= Requirement =
Copy all of the records below verbatim.
********
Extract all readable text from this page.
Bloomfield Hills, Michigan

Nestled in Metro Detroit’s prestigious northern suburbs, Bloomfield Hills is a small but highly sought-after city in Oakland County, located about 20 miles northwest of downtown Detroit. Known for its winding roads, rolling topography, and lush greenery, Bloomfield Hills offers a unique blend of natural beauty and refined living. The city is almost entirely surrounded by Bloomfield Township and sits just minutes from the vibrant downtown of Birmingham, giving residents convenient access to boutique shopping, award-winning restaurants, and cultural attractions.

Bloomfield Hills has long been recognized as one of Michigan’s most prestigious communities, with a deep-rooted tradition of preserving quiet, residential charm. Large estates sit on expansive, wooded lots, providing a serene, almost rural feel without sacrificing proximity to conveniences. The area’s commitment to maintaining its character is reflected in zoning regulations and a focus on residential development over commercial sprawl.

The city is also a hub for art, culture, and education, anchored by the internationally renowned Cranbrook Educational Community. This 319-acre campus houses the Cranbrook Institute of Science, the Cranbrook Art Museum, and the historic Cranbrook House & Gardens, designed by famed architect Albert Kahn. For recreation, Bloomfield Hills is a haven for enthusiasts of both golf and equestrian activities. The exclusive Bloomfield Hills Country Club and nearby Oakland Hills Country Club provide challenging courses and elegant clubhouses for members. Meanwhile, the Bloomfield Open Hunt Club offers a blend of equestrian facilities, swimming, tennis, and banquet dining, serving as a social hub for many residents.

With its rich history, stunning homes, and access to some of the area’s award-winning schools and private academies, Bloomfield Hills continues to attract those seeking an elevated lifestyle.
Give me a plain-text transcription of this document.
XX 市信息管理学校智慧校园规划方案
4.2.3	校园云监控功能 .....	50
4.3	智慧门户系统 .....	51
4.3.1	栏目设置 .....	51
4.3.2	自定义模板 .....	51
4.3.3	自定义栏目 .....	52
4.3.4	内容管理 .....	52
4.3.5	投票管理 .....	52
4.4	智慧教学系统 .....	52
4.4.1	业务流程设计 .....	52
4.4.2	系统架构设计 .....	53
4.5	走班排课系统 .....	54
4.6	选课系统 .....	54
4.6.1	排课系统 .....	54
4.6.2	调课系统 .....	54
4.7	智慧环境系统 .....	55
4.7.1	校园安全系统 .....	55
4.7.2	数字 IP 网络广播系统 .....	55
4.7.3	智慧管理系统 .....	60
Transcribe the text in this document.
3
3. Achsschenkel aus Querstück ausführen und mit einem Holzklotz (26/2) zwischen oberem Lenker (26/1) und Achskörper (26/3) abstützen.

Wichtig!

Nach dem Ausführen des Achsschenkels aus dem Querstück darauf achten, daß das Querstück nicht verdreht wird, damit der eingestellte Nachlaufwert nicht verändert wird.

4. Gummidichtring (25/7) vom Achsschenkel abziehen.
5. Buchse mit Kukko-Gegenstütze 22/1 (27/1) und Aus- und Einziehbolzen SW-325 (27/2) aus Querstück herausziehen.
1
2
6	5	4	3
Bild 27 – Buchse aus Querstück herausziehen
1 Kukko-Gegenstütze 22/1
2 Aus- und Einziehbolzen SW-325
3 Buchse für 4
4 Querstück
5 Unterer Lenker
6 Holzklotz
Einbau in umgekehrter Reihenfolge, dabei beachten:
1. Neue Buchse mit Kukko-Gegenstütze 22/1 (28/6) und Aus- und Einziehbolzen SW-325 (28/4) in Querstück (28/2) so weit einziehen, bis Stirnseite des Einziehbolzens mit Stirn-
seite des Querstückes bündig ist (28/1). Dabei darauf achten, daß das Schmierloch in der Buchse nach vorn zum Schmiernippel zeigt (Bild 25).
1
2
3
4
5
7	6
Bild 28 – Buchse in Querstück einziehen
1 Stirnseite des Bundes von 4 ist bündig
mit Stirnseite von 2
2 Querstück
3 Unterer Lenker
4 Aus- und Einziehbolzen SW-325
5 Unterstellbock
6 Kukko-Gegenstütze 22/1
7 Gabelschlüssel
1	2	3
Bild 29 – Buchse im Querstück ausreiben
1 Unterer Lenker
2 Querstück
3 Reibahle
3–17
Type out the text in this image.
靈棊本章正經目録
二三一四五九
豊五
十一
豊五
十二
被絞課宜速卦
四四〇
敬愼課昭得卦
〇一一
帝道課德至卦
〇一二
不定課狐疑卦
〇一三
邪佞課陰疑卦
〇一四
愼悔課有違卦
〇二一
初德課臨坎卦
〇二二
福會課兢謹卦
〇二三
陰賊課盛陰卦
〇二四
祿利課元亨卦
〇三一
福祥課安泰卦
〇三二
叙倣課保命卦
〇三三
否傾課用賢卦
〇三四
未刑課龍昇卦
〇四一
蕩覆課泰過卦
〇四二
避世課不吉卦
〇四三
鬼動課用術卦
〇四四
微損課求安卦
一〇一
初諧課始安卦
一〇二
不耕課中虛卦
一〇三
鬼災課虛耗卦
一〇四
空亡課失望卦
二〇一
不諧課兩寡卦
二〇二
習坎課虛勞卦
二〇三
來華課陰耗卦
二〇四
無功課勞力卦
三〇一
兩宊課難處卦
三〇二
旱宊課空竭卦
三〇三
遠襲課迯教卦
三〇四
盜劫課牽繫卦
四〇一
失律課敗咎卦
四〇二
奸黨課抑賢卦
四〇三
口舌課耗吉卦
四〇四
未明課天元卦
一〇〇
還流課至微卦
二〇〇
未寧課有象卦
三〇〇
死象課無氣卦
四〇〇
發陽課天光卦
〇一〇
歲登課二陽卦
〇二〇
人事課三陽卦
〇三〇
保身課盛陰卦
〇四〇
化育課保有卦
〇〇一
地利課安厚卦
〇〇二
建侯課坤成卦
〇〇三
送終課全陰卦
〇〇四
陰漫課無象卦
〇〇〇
********
= Exercise answer =
Extract all readable text from this page.
Bloomfield Hills, Michigan

Nestled in Metro Detroit’s prestigious northern suburbs, Bloomfield Hills is a small but highly sought-after city in Oakland County, located about 20 miles northwest of downtown Detroit. Known for its winding roads, rolling topography, and lush greenery, Bloomfield Hills offers a unique blend of natural beauty and refined living. The city is almost entirely surrounded by Bloomfield Township and sits just minutes from the vibrant downtown of Birmingham, giving residents convenient access to boutique shopping, award-winning restaurants, and cultural attractions.

Bloomfield Hills has long been recognized as one of Michigan’s most prestigious communities, with a deep-rooted tradition of preserving quiet, residential charm. Large estates sit on expansive, wooded lots, providing a serene, almost rural feel without sacrificing proximity to conveniences. The area’s commitment to maintaining its character is reflected in zoning regulations and a focus on residential development over commercial sprawl.

The city is also a hub for art, culture, and education, anchored by the internationally renowned Cranbrook Educational Community. This 319-acre campus houses the Cranbrook Institute of Science, the Cranbrook Art Museum, and the historic Cranbrook House & Gardens, designed by famed architect Albert Kahn. For recreation, Bloomfield Hills is a haven for enthusiasts of both golf and equestrian activities. The exclusive Bloomfield Hills Country Club and nearby Oakland Hills Country Club provide challenging courses and elegant clubhouses for members. Meanwhile, the Bloomfield Open Hunt Club offers a blend of equestrian facilities, swimming, tennis, and banquet dining, serving as a social hub for many residents.

With its rich history, stunning homes, and access to some of the area’s award-winning schools and private academies, Bloomfield Hills continues to attract those seeking an elevated lifestyle.
Give me a plain-text transcription of this document.
XX 市信息管理学校智慧校园规划方案
4.2.3	校园云监控功能 .....	50
4.3	智慧门户系统 .....	51
4.3.1	栏目设置 .....	51
4.3.2	自定义模板 .....	51
4.3.3	自定义栏目 .....	52
4.3.4	内容管理 .....	52
4.3.5	投票管理 .....	52
4.4	智慧教学系统 .....	52
4.4.1	业务流程设计 .....	52
4.4.2	系统架构设计 .....	53
4.5	走班排课系统 .....	54
4.6	选课系统 .....	54
4.6.1	排课系统 .....	54
4.6.2	调课系统 .....	54
4.7	智慧环境系统 .....	55
4.7.1	校园安全系统 .....	55
4.7.2	数字 IP 网络广播系统 .....	55
4.7.3	智慧管理系统 .....	60
Transcribe the text in this document.
3
3. Achsschenkel aus Querstück ausführen und mit einem Holzklotz (26/2) zwischen oberem Lenker (26/1) und Achskörper (26/3) abstützen.

Wichtig!

Nach dem Ausführen des Achsschenkels aus dem Querstück darauf achten, daß das Querstück nicht verdreht wird, damit der eingestellte Nachlaufwert nicht verändert wird.

4. Gummidichtring (25/7) vom Achsschenkel abziehen.
5. Buchse mit Kukko-Gegenstütze 22/1 (27/1) und Aus- und Einziehbolzen SW-325 (27/2) aus Querstück herausziehen.
1
2
6	5	4	3
Bild 27 – Buchse aus Querstück herausziehen
1 Kukko-Gegenstütze 22/1
2 Aus- und Einziehbolzen SW-325
3 Buchse für 4
4 Querstück
5 Unterer Lenker
6 Holzklotz
Einbau in umgekehrter Reihenfolge, dabei beachten:
1. Neue Buchse mit Kukko-Gegenstütze 22/1 (28/6) und Aus- und Einziehbolzen SW-325 (28/4) in Querstück (28/2) so weit einziehen, bis Stirnseite des Einziehbolzens mit Stirn-
seite des Querstückes bündig ist (28/1). Dabei darauf achten, daß das Schmierloch in der Buchse nach vorn zum Schmiernippel zeigt (Bild 25).
1
2
3
4
5
7	6
Bild 28 – Buchse in Querstück einziehen
1 Stirnseite des Bundes von 4 ist bündig
mit Stirnseite von 2
2 Querstück
3 Unterer Lenker
4 Aus- und Einziehbolzen SW-325
5 Unterstellbock
6 Kukko-Gegenstütze 22/1
7 Gabelschlüssel
1	2	3
Bild 29 – Buchse im Querstück ausreiben
1 Unterer Lenker
2 Querstück
3 Reibahle
3–17
Type out the text in this image.
靈棊本章正經目録
二三一四五九
豊五
十一
豊五
十二
被絞課宜速卦
四四〇
敬愼課昭得卦
〇一一
帝道課德至卦
〇一二
不定課狐疑卦
〇一三
邪佞課陰疑卦
〇一四
愼悔課有違卦
〇二一
初德課臨坎卦
〇二二
福會課兢謹卦
〇二三
陰賊課盛陰卦
〇二四
祿利課元亨卦
〇三一
福祥課安泰卦
〇三二
叙倣課保命卦
〇三三
否傾課用賢卦
〇三四
未刑課龍昇卦
〇四一
蕩覆課泰過卦
〇四二
避世課不吉卦
〇四三
鬼動課用術卦
〇四四
微損課求安卦
一〇一
初諧課始安卦
一〇二
不耕課中虛卦
一〇三
鬼災課虛耗卦
一〇四
空亡課失望卦
二〇一
不諧課兩寡卦
二〇二
習坎課虛勞卦
二〇三
來華課陰耗卦
二〇四
無功課勞力卦
三〇一
兩宊課難處卦
三〇二
旱宊課空竭卦
三〇三
遠襲課迯教卦
三〇四
盜劫課牽繫卦
四〇一
失律課敗咎卦
四〇二
奸黨課抑賢卦
四〇三
口舌課耗吉卦
四〇四
未明課天元卦
一〇〇
還流課至微卦
二〇〇
未寧課有象卦
三〇〇
死象課無氣卦
四〇〇
發陽課天光卦
〇一〇
歲登課二陽卦
〇二〇
人事課三陽卦
〇三〇
保身課盛陰卦
〇四〇
化育課保有卦
〇〇一
地利課安厚卦
〇〇二
建侯課坤成卦
〇〇三
送終課全陰卦
〇〇四
陰漫課無象卦
〇〇〇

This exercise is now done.